**What the task asks**: Provide only the number of lines where "screenshot" occurs.

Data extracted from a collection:
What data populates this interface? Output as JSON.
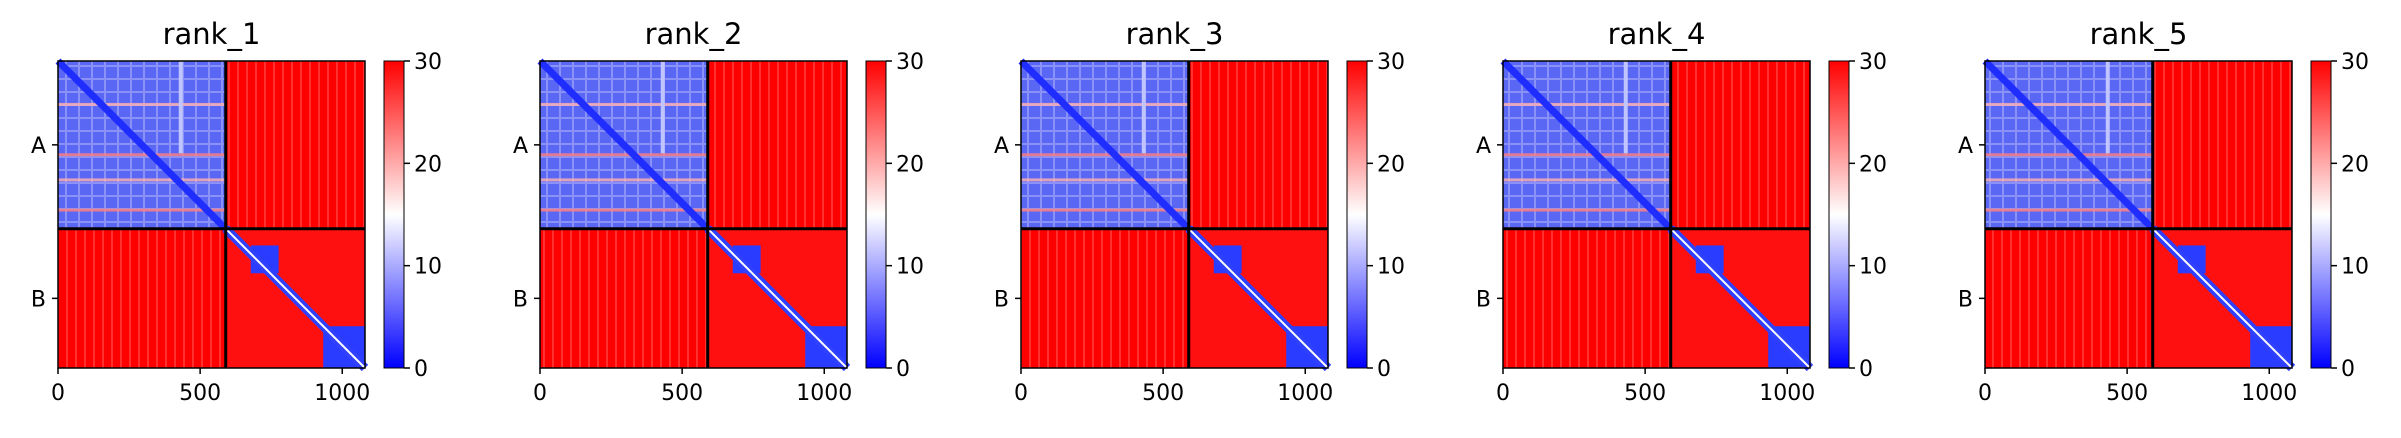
{
  "chart_data": {
    "type": "heatmap",
    "colormap": {
      "low": "#0000ff",
      "mid": "#ffffff",
      "high": "#ff0000"
    },
    "value_range": [
      0,
      30
    ],
    "colorbar_ticks": [
      "0",
      "10",
      "20",
      "30"
    ],
    "x_ticks": [
      "0",
      "500",
      "1000"
    ],
    "x_tick_values": [
      0,
      500,
      1000
    ],
    "x_range": [
      0,
      1080
    ],
    "y_range": [
      1080,
      0
    ],
    "chain_boundary": 590,
    "chains": [
      {
        "label": "A",
        "start": 0,
        "end": 590
      },
      {
        "label": "B",
        "start": 590,
        "end": 1080
      }
    ],
    "panels": [
      {
        "title": "rank_1"
      },
      {
        "title": "rank_2"
      },
      {
        "title": "rank_3"
      },
      {
        "title": "rank_4"
      },
      {
        "title": "rank_5"
      }
    ]
  }
}
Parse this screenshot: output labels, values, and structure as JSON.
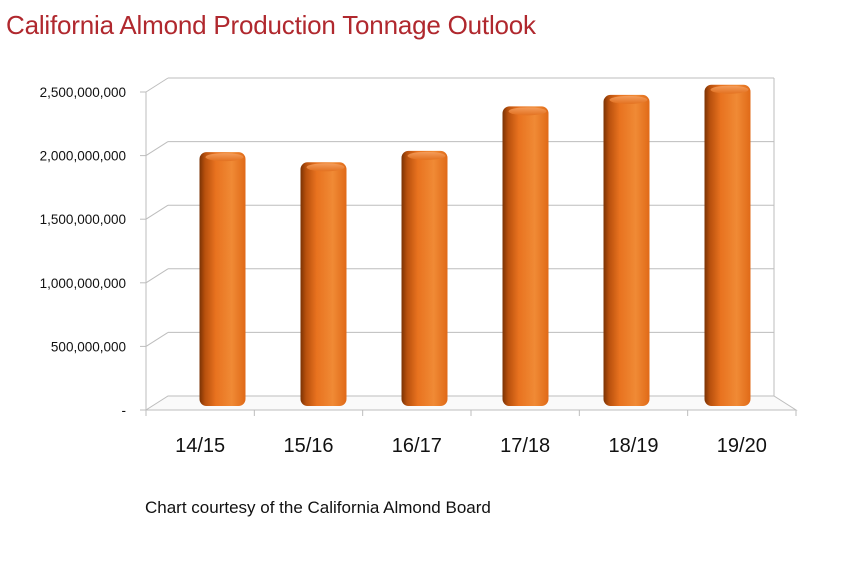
{
  "title": "California Almond Production Tonnage Outlook",
  "credit": "Chart courtesy of the California Almond Board",
  "colors": {
    "title": "#b0282e",
    "bar": "#ee7623",
    "bar_dark": "#8a3a05",
    "grid": "#bdbdbd"
  },
  "chart_data": {
    "type": "bar",
    "categories": [
      "14/15",
      "15/16",
      "16/17",
      "17/18",
      "18/19",
      "19/20"
    ],
    "values": [
      1870000000,
      1790000000,
      1880000000,
      2230000000,
      2320000000,
      2400000000
    ],
    "yticks": [
      0,
      500000000,
      1000000000,
      1500000000,
      2000000000,
      2500000000
    ],
    "ytick_labels": [
      "-",
      "500,000,000",
      "1,000,000,000",
      "1,500,000,000",
      "2,000,000,000",
      "2,500,000,000"
    ],
    "ylim": [
      0,
      2500000000
    ],
    "xlabel": "",
    "ylabel": "",
    "grid": true,
    "legend": "none"
  }
}
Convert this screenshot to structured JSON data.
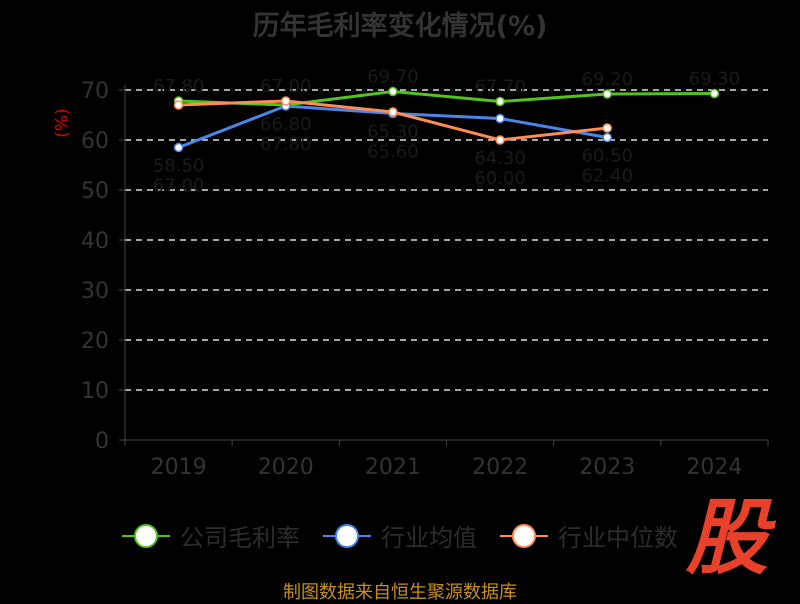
{
  "chart_data": {
    "type": "line",
    "title": "历年毛利率变化情况(%)",
    "ylabel": "(%)",
    "xlabel": "",
    "categories": [
      "2019",
      "2020",
      "2021",
      "2022",
      "2023",
      "2024"
    ],
    "ylim": [
      0,
      70
    ],
    "yticks": [
      0,
      10,
      20,
      30,
      40,
      50,
      60,
      70
    ],
    "grid": true,
    "legend_position": "bottom",
    "series": [
      {
        "name": "公司毛利率",
        "color": "#52c41a",
        "values": [
          67.8,
          67.0,
          69.7,
          67.7,
          69.2,
          69.3
        ]
      },
      {
        "name": "行业均值",
        "color": "#4a86e8",
        "values": [
          58.5,
          66.8,
          65.3,
          64.3,
          60.5,
          null
        ]
      },
      {
        "name": "行业中位数",
        "color": "#ff8c55",
        "values": [
          67.0,
          67.8,
          65.6,
          60.0,
          62.4,
          null
        ]
      }
    ]
  },
  "source": "制图数据来自恒生聚源数据库",
  "logo": "股"
}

**Task solution**: 2